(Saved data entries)
--*--
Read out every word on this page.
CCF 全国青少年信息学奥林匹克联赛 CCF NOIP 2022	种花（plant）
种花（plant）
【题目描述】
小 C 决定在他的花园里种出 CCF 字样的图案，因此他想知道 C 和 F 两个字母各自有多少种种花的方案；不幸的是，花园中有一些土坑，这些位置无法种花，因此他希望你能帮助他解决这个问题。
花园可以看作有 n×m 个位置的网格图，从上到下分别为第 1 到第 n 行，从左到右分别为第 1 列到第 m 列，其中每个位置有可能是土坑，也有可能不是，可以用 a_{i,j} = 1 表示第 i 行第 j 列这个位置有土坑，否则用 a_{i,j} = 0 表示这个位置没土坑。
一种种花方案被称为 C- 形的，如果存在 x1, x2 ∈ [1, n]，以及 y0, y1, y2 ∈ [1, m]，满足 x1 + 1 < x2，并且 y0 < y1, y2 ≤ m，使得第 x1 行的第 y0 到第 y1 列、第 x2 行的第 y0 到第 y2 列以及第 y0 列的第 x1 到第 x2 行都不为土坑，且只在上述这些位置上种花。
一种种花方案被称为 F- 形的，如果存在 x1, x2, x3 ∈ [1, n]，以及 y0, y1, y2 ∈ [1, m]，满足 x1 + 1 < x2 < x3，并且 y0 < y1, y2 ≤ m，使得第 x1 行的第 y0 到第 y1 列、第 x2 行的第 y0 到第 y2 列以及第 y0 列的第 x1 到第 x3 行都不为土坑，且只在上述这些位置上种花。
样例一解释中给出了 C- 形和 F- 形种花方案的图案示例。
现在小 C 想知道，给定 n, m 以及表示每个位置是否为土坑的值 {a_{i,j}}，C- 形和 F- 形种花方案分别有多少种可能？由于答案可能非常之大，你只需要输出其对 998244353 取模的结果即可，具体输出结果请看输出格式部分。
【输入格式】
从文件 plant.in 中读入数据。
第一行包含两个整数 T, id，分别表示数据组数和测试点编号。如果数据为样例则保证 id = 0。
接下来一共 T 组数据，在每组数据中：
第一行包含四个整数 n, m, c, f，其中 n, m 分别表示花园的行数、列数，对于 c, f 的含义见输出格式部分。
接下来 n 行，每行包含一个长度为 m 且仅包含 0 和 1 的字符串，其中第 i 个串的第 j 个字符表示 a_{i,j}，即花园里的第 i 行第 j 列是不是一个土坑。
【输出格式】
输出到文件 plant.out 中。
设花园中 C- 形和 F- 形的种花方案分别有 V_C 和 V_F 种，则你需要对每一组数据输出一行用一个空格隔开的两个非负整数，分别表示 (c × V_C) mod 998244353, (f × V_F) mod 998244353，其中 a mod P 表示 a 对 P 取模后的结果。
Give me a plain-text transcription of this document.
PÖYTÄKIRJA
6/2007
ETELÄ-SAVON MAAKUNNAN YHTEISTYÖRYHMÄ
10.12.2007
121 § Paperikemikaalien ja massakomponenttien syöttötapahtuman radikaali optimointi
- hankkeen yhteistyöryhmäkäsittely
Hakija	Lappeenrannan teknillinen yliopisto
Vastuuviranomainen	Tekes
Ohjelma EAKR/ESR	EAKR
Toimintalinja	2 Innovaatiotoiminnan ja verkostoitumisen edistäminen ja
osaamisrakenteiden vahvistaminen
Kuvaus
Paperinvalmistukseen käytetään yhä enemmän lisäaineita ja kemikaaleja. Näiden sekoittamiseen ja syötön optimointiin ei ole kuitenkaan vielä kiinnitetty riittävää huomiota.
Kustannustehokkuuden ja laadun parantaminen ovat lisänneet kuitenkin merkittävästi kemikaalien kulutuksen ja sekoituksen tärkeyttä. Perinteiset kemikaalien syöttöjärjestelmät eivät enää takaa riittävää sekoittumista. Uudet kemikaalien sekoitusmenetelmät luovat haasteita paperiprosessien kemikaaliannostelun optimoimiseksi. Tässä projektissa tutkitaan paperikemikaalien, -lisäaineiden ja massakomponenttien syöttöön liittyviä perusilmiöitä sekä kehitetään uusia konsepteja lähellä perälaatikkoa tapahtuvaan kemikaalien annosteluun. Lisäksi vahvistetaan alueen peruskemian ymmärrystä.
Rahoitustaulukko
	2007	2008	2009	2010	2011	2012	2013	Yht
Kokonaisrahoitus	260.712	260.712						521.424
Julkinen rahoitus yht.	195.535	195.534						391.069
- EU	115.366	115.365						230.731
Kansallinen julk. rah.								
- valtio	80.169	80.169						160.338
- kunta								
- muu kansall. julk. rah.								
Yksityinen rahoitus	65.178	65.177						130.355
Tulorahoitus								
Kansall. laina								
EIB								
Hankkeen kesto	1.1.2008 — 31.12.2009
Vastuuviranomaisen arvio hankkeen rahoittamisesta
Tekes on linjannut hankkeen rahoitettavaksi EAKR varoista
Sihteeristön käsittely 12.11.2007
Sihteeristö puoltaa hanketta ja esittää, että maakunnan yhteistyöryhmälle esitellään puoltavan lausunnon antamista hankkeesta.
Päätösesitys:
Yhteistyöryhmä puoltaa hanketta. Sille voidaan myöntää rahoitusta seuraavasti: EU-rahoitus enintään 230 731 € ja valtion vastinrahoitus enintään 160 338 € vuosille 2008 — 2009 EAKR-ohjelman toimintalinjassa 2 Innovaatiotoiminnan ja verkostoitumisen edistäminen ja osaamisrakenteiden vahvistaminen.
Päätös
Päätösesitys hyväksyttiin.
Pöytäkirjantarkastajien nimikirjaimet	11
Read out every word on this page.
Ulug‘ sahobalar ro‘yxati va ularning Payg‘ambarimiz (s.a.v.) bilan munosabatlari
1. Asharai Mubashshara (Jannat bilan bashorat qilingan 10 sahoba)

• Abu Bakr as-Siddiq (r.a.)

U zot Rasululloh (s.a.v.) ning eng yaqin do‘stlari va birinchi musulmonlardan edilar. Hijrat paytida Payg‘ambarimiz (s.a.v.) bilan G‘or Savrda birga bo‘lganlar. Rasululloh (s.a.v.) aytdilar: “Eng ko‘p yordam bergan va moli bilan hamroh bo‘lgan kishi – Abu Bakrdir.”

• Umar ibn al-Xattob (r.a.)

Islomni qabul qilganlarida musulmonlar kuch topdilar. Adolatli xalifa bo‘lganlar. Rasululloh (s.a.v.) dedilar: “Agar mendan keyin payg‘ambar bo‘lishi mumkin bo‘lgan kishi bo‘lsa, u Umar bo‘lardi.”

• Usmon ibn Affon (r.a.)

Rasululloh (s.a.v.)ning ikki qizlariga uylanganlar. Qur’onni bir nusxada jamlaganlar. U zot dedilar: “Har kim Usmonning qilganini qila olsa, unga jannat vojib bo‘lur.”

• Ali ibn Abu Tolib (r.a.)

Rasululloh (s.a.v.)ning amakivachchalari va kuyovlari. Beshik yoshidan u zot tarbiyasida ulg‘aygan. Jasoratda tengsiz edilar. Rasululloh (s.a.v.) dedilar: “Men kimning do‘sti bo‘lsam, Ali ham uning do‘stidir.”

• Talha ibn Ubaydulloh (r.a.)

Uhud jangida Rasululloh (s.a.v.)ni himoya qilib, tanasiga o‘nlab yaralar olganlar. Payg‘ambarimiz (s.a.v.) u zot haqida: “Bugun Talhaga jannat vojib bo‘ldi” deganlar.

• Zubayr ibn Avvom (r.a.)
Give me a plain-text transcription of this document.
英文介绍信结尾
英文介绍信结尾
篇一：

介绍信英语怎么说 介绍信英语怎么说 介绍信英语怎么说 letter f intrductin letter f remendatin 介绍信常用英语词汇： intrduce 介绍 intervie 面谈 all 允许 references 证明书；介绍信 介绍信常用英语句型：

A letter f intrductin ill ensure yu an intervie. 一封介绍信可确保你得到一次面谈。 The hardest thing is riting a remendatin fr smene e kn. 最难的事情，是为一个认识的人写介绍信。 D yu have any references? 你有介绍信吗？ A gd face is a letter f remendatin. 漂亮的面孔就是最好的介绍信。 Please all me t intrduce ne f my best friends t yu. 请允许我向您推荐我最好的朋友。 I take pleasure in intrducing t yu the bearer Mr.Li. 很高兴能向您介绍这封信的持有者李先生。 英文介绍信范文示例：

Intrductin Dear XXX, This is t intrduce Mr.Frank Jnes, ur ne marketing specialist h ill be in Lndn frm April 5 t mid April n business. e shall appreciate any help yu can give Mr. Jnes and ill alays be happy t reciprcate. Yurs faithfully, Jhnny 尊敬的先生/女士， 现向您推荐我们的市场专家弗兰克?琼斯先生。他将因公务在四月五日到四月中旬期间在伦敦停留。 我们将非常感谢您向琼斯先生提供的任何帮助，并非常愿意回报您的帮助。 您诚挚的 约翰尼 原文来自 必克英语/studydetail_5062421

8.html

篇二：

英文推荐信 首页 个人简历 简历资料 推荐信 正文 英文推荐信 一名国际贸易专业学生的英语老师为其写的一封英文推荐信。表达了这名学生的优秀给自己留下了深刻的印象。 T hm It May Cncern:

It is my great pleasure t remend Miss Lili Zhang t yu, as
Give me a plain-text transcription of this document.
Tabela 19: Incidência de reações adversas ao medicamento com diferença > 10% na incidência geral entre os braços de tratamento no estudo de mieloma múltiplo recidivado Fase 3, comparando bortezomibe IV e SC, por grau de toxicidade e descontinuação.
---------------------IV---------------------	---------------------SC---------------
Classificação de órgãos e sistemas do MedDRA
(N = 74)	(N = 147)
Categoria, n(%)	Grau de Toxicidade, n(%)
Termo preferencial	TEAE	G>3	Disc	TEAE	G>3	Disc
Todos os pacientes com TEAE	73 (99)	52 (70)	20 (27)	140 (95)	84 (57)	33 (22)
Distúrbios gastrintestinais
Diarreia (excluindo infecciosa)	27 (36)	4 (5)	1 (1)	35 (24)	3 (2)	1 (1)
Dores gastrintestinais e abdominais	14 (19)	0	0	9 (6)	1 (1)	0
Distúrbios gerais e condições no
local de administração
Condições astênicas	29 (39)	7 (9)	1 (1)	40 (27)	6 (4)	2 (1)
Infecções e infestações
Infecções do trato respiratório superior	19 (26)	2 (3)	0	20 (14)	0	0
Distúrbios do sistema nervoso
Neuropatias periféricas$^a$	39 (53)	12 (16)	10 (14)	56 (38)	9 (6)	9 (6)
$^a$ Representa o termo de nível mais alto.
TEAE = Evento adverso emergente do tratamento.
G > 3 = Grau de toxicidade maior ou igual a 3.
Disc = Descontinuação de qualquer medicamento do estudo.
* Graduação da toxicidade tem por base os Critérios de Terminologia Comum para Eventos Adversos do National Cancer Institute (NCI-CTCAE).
--*--
What to work on:
Filter the listing above by the word "bilan"; copy each line that passes.

The output:
Ulug‘ sahobalar ro‘yxati va ularning Payg‘ambarimiz (s.a.v.) bilan munosabatlari
1. Asharai Mubashshara (Jannat bilan bashorat qilingan 10 sahoba)
U zot Rasululloh (s.a.v.) ning eng yaqin do‘stlari va birinchi musulmonlardan edilar. Hijrat paytida Payg‘ambarimiz (s.a.v.) bilan G‘or Savrda birga bo‘lganlar. Rasululloh (s.a.v.) aytdilar: “Eng ko‘p yordam bergan va moli bilan hamroh bo‘lgan kishi – Abu Bakrdir.”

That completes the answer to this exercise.